CHALLENGE: From the records below, pull each line that has "Hierarchy".

(Dataset excerpt)
★ ★ ★ ★ ★ ★ ★
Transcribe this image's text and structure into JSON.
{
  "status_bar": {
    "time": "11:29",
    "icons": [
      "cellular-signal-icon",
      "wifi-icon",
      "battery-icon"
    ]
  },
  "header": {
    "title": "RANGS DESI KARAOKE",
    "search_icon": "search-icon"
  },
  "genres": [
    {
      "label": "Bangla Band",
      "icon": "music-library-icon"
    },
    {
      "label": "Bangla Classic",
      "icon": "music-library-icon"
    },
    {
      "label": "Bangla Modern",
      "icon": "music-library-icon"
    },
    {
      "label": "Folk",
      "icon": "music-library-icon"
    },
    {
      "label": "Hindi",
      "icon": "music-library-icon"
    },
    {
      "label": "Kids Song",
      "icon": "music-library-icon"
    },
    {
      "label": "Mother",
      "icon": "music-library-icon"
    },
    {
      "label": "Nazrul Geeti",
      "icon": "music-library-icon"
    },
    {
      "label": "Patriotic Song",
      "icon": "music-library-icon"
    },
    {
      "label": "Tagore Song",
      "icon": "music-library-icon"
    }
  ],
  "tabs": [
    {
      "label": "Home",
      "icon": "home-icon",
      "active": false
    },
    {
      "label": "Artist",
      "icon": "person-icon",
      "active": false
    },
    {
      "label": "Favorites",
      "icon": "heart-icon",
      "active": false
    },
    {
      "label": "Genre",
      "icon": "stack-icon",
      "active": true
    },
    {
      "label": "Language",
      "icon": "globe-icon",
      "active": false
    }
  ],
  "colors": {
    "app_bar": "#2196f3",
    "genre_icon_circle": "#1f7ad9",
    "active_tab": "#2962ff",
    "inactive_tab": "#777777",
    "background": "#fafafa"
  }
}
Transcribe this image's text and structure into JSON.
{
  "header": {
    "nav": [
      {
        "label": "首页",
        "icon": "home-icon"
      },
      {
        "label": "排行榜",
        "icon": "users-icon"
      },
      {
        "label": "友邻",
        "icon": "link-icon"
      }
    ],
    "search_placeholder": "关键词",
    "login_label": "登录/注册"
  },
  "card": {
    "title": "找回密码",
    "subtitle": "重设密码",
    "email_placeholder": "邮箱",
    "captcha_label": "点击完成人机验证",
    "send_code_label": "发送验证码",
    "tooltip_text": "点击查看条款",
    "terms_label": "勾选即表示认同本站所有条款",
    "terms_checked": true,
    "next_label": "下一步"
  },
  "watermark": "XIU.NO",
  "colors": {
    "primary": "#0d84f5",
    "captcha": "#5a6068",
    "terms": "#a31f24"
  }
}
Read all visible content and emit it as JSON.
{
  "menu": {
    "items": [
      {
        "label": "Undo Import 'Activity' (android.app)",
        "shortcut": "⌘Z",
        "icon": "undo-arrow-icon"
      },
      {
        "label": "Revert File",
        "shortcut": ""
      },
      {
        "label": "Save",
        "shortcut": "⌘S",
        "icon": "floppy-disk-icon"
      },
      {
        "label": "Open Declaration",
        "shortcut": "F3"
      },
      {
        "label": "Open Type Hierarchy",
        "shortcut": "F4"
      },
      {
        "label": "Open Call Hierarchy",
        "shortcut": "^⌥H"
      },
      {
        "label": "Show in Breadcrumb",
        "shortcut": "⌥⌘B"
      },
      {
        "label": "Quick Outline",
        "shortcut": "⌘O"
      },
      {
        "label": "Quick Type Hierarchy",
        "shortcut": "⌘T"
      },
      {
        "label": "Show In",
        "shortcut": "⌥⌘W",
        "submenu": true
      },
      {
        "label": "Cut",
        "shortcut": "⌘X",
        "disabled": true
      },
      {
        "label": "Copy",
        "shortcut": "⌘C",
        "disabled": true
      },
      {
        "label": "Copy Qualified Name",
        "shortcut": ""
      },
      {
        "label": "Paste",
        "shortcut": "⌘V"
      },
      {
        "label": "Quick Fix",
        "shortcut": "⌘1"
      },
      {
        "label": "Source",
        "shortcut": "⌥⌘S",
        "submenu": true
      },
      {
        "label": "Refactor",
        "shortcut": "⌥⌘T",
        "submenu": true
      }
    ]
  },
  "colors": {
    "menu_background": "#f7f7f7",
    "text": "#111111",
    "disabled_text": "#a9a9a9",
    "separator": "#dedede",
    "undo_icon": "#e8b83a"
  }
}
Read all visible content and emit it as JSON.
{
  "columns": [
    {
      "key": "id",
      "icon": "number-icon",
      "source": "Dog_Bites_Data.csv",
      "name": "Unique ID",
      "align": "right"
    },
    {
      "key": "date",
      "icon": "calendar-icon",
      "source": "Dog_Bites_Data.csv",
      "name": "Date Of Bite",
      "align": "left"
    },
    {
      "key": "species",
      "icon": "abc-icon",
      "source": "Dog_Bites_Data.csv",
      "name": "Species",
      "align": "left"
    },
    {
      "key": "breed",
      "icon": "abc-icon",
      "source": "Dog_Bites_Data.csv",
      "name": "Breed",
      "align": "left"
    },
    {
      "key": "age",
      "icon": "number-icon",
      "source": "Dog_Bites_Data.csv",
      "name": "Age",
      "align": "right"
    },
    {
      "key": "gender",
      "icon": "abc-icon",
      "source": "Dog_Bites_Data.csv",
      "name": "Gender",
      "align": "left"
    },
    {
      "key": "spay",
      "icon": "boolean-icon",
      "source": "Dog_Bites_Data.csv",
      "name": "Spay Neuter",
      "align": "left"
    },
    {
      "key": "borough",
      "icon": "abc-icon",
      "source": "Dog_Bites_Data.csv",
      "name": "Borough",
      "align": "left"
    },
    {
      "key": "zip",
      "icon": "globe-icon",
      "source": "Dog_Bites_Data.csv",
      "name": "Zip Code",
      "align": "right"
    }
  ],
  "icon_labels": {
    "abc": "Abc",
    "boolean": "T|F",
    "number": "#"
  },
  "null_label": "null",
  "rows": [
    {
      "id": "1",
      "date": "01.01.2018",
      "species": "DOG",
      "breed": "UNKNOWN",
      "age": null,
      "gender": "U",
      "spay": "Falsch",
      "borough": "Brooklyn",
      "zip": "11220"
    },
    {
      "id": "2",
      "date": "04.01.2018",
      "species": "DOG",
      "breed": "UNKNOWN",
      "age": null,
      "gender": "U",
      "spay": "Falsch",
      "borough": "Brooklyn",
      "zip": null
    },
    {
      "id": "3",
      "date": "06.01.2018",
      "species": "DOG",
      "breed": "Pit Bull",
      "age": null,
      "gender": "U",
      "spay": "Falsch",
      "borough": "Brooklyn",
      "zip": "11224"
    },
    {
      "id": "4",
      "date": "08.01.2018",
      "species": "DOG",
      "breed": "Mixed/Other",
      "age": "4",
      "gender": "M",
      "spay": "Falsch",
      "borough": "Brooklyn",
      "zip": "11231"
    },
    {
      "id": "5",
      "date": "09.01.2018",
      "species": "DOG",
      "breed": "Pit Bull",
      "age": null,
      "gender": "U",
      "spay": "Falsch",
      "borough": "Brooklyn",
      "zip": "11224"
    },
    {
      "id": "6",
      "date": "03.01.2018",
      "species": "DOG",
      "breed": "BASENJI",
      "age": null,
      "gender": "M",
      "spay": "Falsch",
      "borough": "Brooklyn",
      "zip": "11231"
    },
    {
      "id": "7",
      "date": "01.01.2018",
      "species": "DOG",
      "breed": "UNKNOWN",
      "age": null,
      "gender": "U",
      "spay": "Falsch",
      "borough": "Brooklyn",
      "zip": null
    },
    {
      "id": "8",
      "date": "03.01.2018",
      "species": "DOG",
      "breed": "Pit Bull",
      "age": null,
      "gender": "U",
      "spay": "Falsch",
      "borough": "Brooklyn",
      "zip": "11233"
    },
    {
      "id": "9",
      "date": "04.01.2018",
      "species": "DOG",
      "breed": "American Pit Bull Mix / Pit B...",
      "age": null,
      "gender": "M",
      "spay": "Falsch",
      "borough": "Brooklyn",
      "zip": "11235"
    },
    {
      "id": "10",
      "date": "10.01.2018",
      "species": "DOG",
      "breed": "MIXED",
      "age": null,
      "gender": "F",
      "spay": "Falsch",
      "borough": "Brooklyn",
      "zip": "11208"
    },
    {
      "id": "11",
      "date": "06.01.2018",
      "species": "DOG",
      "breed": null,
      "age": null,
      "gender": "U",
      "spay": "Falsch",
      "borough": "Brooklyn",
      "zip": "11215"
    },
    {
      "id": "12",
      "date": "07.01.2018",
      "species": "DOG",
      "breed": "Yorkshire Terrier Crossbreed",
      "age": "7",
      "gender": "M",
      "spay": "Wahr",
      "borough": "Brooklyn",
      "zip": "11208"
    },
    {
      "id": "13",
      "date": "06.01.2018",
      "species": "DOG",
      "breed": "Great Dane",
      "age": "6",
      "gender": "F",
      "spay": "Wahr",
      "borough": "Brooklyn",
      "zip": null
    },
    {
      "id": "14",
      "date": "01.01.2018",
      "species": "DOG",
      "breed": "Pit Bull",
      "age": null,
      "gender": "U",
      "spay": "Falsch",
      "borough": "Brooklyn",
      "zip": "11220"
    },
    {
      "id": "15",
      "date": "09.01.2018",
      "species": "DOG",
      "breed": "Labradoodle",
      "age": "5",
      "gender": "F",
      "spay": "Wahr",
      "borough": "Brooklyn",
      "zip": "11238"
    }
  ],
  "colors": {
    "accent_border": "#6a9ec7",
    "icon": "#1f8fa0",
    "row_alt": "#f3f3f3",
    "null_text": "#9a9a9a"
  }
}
★ ★ ★ ★ ★ ★ ★
RESULT OF THIS EXERCISE:
        "label": "Open Type Hierarchy",
        "label": "Open Call Hierarchy",
        "label": "Quick Type Hierarchy",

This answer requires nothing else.